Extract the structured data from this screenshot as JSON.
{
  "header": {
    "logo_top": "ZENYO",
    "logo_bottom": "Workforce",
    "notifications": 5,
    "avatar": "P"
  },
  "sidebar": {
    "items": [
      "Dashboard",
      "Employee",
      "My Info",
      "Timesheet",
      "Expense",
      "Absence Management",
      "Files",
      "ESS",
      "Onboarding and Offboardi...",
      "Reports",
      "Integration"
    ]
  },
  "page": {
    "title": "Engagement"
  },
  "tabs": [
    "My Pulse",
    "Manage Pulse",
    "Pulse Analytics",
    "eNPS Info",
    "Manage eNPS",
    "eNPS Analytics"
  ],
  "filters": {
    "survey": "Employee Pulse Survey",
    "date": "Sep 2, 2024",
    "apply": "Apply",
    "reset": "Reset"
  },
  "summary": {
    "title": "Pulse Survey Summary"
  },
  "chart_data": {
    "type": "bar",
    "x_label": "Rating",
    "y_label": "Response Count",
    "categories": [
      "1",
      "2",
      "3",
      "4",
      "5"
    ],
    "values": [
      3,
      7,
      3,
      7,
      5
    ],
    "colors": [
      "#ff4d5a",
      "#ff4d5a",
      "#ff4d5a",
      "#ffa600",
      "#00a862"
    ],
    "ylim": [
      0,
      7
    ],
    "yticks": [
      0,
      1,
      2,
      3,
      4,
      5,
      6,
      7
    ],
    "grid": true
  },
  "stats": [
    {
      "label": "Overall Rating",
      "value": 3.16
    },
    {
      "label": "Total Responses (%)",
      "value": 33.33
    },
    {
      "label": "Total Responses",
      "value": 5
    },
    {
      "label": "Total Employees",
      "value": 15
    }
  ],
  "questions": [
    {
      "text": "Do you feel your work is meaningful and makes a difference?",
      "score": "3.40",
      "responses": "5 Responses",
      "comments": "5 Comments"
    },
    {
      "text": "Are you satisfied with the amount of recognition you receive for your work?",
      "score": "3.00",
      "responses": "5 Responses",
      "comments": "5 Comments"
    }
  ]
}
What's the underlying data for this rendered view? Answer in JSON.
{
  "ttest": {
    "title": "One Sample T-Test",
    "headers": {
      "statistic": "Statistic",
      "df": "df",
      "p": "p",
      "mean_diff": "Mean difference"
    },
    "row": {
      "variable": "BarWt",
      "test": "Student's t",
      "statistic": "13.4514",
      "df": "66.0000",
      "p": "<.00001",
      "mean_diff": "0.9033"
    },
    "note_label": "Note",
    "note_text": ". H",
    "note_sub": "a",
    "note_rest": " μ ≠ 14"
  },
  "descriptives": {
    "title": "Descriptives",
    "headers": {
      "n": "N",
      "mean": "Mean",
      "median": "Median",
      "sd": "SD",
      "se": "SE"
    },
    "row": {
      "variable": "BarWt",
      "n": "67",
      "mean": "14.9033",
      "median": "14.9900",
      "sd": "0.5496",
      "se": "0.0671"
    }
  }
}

## WORK REQUIRED
Extract the entries above verbatim.

## ANSWER IN FULL
Extract the structured data from this screenshot as JSON.
{
  "header": {
    "logo_top": "ZENYO",
    "logo_bottom": "Workforce",
    "notifications": 5,
    "avatar": "P"
  },
  "sidebar": {
    "items": [
      "Dashboard",
      "Employee",
      "My Info",
      "Timesheet",
      "Expense",
      "Absence Management",
      "Files",
      "ESS",
      "Onboarding and Offboardi...",
      "Reports",
      "Integration"
    ]
  },
  "page": {
    "title": "Engagement"
  },
  "tabs": [
    "My Pulse",
    "Manage Pulse",
    "Pulse Analytics",
    "eNPS Info",
    "Manage eNPS",
    "eNPS Analytics"
  ],
  "filters": {
    "survey": "Employee Pulse Survey",
    "date": "Sep 2, 2024",
    "apply": "Apply",
    "reset": "Reset"
  },
  "summary": {
    "title": "Pulse Survey Summary"
  },
  "chart_data": {
    "type": "bar",
    "x_label": "Rating",
    "y_label": "Response Count",
    "categories": [
      "1",
      "2",
      "3",
      "4",
      "5"
    ],
    "values": [
      3,
      7,
      3,
      7,
      5
    ],
    "colors": [
      "#ff4d5a",
      "#ff4d5a",
      "#ff4d5a",
      "#ffa600",
      "#00a862"
    ],
    "ylim": [
      0,
      7
    ],
    "yticks": [
      0,
      1,
      2,
      3,
      4,
      5,
      6,
      7
    ],
    "grid": true
  },
  "stats": [
    {
      "label": "Overall Rating",
      "value": 3.16
    },
    {
      "label": "Total Responses (%)",
      "value": 33.33
    },
    {
      "label": "Total Responses",
      "value": 5
    },
    {
      "label": "Total Employees",
      "value": 15
    }
  ],
  "questions": [
    {
      "text": "Do you feel your work is meaningful and makes a difference?",
      "score": "3.40",
      "responses": "5 Responses",
      "comments": "5 Comments"
    },
    {
      "text": "Are you satisfied with the amount of recognition you receive for your work?",
      "score": "3.00",
      "responses": "5 Responses",
      "comments": "5 Comments"
    }
  ]
}
What's the underlying data for this rendered view? Answer in JSON.
{
  "ttest": {
    "title": "One Sample T-Test",
    "headers": {
      "statistic": "Statistic",
      "df": "df",
      "p": "p",
      "mean_diff": "Mean difference"
    },
    "row": {
      "variable": "BarWt",
      "test": "Student's t",
      "statistic": "13.4514",
      "df": "66.0000",
      "p": "<.00001",
      "mean_diff": "0.9033"
    },
    "note_label": "Note",
    "note_text": ". H",
    "note_sub": "a",
    "note_rest": " μ ≠ 14"
  },
  "descriptives": {
    "title": "Descriptives",
    "headers": {
      "n": "N",
      "mean": "Mean",
      "median": "Median",
      "sd": "SD",
      "se": "SE"
    },
    "row": {
      "variable": "BarWt",
      "n": "67",
      "mean": "14.9033",
      "median": "14.9900",
      "sd": "0.5496",
      "se": "0.0671"
    }
  }
}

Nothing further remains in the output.